**WORK INSTRUCTIONS:**
Search the listing below for the string "person" and copy every line where it occurs.

**GIVEN RECORDS:**
* * * *

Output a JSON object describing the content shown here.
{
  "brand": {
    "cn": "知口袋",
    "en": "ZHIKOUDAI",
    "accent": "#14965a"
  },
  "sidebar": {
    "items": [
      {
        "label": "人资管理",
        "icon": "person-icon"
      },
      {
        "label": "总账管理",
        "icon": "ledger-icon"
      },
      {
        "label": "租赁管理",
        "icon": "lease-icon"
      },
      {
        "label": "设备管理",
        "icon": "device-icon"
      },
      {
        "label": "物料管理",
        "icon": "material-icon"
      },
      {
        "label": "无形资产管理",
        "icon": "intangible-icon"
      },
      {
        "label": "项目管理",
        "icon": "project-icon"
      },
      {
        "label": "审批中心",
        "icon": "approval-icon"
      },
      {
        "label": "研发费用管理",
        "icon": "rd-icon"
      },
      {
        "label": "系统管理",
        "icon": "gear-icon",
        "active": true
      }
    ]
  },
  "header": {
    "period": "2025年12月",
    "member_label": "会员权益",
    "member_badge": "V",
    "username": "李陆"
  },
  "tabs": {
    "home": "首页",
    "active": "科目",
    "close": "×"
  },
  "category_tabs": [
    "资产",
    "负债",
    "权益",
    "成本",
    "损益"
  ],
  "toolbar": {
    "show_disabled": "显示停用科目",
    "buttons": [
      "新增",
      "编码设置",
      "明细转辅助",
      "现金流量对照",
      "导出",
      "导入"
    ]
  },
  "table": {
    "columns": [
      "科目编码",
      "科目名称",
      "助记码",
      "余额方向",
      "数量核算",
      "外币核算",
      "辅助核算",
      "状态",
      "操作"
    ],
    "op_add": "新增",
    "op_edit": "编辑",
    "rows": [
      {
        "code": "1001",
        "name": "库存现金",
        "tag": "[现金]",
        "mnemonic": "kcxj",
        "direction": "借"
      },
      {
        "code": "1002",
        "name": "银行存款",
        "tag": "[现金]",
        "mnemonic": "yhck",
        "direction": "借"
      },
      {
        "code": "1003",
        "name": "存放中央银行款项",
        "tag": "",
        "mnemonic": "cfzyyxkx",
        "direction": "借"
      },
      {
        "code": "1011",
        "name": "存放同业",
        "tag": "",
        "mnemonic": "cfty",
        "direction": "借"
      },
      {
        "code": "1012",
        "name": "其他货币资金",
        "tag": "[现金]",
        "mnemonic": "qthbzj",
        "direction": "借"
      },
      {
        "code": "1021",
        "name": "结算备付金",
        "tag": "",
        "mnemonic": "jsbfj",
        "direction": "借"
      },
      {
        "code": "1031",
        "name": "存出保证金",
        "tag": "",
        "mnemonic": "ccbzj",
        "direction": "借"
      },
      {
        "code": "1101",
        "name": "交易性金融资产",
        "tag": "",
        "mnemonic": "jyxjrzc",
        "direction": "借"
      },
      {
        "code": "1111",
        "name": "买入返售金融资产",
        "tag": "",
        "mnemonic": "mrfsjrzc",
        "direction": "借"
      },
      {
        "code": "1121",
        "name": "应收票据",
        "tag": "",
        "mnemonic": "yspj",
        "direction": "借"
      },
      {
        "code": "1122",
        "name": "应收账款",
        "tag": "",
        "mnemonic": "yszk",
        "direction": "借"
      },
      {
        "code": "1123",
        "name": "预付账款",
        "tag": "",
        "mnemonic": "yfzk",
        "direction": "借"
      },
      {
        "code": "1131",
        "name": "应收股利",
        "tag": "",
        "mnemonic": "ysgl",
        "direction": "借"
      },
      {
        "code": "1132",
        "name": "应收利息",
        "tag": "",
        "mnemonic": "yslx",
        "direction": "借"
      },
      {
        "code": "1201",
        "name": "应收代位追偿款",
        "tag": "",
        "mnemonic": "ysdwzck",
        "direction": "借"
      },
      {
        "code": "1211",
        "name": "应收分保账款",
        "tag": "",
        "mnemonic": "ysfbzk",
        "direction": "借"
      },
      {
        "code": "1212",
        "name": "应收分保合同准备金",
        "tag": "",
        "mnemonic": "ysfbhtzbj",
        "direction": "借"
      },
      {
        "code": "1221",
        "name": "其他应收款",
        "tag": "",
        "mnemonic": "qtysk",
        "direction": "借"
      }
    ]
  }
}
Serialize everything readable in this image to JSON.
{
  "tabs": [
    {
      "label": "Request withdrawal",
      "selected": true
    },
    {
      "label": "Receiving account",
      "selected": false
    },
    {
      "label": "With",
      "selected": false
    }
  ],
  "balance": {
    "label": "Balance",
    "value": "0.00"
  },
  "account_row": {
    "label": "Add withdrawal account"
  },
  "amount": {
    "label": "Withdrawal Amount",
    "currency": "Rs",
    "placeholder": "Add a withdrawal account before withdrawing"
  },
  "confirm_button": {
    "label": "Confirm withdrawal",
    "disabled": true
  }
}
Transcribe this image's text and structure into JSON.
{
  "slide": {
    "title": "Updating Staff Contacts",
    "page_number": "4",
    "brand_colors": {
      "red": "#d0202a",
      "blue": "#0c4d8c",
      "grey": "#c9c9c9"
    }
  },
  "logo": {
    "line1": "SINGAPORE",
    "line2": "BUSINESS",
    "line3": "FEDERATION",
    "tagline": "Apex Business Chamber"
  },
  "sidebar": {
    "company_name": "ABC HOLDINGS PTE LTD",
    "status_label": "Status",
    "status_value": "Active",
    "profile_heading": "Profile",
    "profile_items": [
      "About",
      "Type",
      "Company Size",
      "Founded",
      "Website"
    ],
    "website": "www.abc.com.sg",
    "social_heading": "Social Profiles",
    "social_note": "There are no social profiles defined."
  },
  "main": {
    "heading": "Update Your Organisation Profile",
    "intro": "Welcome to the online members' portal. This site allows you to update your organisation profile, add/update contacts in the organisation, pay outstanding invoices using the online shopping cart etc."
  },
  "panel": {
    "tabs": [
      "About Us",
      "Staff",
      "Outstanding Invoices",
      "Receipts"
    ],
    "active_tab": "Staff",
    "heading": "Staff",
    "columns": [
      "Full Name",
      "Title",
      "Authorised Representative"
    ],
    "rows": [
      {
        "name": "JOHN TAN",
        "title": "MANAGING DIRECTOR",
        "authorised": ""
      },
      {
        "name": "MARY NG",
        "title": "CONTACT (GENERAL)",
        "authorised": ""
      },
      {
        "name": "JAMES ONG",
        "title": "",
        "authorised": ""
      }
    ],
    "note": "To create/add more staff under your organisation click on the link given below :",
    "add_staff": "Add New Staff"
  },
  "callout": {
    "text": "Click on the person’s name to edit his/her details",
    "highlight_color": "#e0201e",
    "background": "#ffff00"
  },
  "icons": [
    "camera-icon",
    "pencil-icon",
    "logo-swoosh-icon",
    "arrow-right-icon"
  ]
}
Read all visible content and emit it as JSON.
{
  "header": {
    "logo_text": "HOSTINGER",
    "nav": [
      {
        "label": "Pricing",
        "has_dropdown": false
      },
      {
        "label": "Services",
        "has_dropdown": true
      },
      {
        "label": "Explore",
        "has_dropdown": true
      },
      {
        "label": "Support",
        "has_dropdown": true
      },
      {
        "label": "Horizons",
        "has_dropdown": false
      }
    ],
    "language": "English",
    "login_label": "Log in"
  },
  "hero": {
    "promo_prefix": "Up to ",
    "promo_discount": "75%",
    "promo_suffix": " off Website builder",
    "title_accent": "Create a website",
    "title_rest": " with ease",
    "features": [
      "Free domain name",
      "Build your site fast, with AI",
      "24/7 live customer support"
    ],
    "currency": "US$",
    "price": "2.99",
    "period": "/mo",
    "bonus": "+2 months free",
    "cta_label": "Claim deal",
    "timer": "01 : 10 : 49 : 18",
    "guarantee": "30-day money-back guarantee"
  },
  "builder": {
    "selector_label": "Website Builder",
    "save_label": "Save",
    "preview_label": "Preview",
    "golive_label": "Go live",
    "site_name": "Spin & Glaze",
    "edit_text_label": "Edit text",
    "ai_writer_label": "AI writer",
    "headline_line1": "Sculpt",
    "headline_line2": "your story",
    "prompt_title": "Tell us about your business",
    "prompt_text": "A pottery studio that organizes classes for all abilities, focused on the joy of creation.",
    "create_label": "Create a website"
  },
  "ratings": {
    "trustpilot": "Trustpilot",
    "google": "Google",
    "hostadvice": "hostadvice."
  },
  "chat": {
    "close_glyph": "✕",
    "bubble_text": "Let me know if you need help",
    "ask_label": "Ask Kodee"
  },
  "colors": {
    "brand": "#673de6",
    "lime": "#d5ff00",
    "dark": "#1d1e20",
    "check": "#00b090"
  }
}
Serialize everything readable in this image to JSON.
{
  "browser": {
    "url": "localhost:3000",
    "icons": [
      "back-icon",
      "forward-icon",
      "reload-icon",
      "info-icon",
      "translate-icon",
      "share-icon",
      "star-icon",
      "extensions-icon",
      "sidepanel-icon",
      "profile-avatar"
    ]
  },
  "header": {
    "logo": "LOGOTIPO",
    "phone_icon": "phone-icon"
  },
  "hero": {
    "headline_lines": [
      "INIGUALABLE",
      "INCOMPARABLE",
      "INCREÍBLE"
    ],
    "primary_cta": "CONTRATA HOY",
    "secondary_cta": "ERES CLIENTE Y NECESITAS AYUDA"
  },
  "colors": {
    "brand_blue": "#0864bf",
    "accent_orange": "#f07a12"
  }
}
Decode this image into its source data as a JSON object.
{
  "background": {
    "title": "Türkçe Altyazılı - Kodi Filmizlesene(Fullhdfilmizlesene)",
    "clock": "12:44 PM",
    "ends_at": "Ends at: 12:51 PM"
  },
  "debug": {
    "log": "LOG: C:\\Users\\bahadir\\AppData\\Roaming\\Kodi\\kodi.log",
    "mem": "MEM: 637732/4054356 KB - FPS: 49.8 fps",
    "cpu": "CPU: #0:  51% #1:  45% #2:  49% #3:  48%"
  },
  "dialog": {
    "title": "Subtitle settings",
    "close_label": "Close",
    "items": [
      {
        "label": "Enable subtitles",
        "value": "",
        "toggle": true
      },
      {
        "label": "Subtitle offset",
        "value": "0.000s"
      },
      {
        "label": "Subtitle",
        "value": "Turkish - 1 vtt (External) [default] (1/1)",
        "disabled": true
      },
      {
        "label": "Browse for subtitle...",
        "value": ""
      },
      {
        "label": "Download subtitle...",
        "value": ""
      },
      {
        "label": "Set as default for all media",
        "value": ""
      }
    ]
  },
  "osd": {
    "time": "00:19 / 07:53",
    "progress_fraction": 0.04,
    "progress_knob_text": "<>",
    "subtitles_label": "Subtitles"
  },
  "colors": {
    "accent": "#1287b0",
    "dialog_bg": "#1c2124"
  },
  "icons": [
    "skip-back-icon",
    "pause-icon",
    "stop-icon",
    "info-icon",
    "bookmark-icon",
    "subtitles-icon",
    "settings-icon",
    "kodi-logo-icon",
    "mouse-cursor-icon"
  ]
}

* * * *

**RESPONSE:**
        "icon": "person-icon"
    "text": "Click on the person’s name to edit his/her details",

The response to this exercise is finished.